Write out each line beneath this one exactly as it reads.
━━━ INPUT ROWS ━━━
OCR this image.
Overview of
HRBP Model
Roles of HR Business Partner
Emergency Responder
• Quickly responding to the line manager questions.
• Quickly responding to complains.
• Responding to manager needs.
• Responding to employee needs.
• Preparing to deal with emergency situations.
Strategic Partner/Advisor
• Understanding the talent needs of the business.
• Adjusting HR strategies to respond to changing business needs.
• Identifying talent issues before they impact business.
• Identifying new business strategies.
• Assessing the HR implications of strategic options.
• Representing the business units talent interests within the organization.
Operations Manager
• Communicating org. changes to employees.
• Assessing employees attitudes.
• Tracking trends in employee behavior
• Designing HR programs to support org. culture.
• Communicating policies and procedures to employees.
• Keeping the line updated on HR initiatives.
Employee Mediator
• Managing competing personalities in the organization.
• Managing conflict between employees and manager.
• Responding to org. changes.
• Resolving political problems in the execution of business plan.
━━━
== CORRECT ANSWER ==
OCR this image.
Overview of
HRBP Model
Roles of HR Business Partner
Emergency Responder
• Quickly responding to the line manager questions.
• Quickly responding to complains.
• Responding to manager needs.
• Responding to employee needs.
• Preparing to deal with emergency situations.
Strategic Partner/Advisor
• Understanding the talent needs of the business.
• Adjusting HR strategies to respond to changing business needs.
• Identifying talent issues before they impact business.
• Identifying new business strategies.
• Assessing the HR implications of strategic options.
• Representing the business units talent interests within the organization.
Operations Manager
• Communicating org. changes to employees.
• Assessing employees attitudes.
• Tracking trends in employee behavior
• Designing HR programs to support org. culture.
• Communicating policies and procedures to employees.
• Keeping the line updated on HR initiatives.
Employee Mediator
• Managing competing personalities in the organization.
• Managing conflict between employees and manager.
• Responding to org. changes.
• Resolving political problems in the execution of business plan.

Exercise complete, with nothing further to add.